TO DO: Return each line of the records with nothing changed, pictures excepted.

ITEMS:
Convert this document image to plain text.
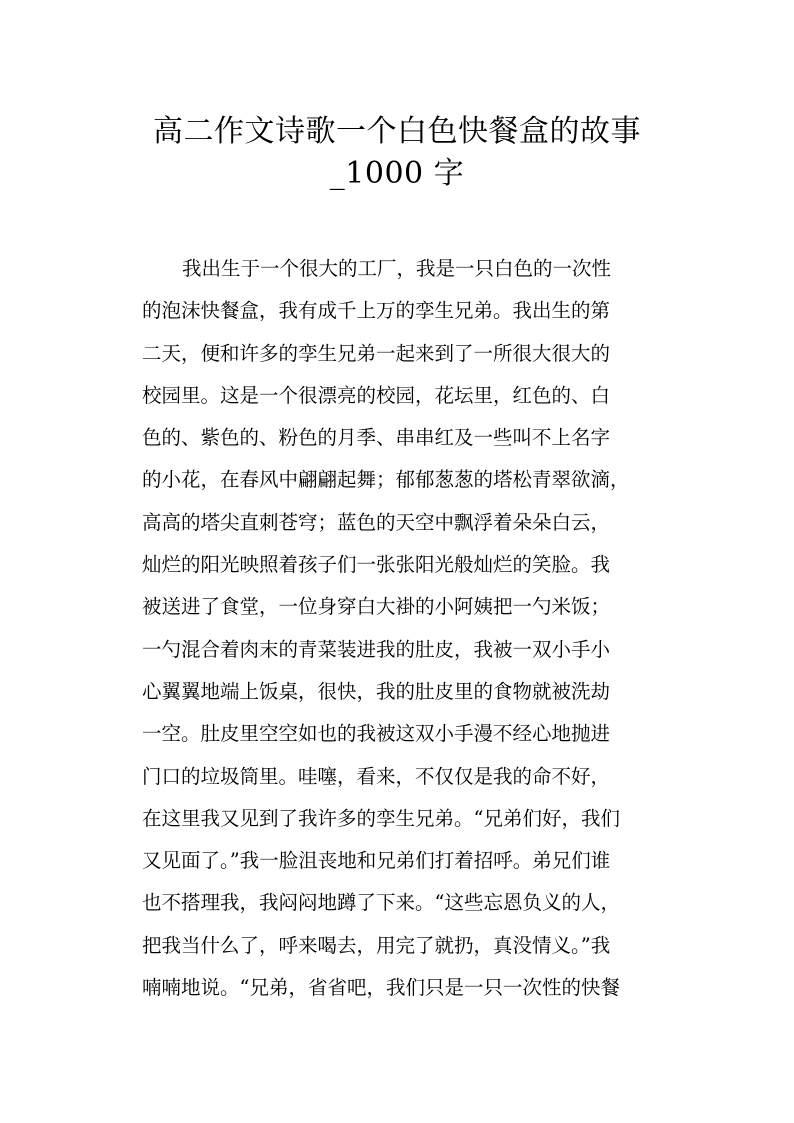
高二作文诗歌一个白色快餐盒的故事
_1000 字
我出生于一个很大的工厂，我是一只白色的一次性
的泡沫快餐盒，我有成千上万的孪生兄弟。我出生的第
二天，便和许多的孪生兄弟一起来到了一所很大很大的
校园里。这是一个很漂亮的校园，花坛里，红色的、白
色的、紫色的、粉色的月季、串串红及一些叫不上名字
的小花，在春风中翩翩起舞；郁郁葱葱的塔松青翠欲滴，
高高的塔尖直刺苍穹；蓝色的天空中飘浮着朵朵白云，
灿烂的阳光映照着孩子们一张张阳光般灿烂的笑脸。我
被送进了食堂，一位身穿白大褂的小阿姨把一勺米饭；
一勺混合着肉末的青菜装进我的肚皮，我被一双小手小
心翼翼地端上饭桌，很快，我的肚皮里的食物就被洗劫
一空。肚皮里空空如也的我被这双小手漫不经心地抛进
门口的垃圾筒里。哇噻，看来，不仅仅是我的命不好，
在这里我又见到了我许多的孪生兄弟。“兄弟们好，我们
又见面了。”我一脸沮丧地和兄弟们打着招呼。弟兄们谁
也不搭理我，我闷闷地蹲了下来。“这些忘恩负义的人，
把我当什么了，呼来喝去，用完了就扔，真没情义。”我
喃喃地说。“兄弟，省省吧，我们只是一只一次性的快餐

SOLUTION FOR THIS EXERCISE:
Convert this document image to plain text.
高二作文诗歌一个白色快餐盒的故事
_1000 字
我出生于一个很大的工厂，我是一只白色的一次性
的泡沫快餐盒，我有成千上万的孪生兄弟。我出生的第
二天，便和许多的孪生兄弟一起来到了一所很大很大的
校园里。这是一个很漂亮的校园，花坛里，红色的、白
色的、紫色的、粉色的月季、串串红及一些叫不上名字
的小花，在春风中翩翩起舞；郁郁葱葱的塔松青翠欲滴，
高高的塔尖直刺苍穹；蓝色的天空中飘浮着朵朵白云，
灿烂的阳光映照着孩子们一张张阳光般灿烂的笑脸。我
被送进了食堂，一位身穿白大褂的小阿姨把一勺米饭；
一勺混合着肉末的青菜装进我的肚皮，我被一双小手小
心翼翼地端上饭桌，很快，我的肚皮里的食物就被洗劫
一空。肚皮里空空如也的我被这双小手漫不经心地抛进
门口的垃圾筒里。哇噻，看来，不仅仅是我的命不好，
在这里我又见到了我许多的孪生兄弟。“兄弟们好，我们
又见面了。”我一脸沮丧地和兄弟们打着招呼。弟兄们谁
也不搭理我，我闷闷地蹲了下来。“这些忘恩负义的人，
把我当什么了，呼来喝去，用完了就扔，真没情义。”我
喃喃地说。“兄弟，省省吧，我们只是一只一次性的快餐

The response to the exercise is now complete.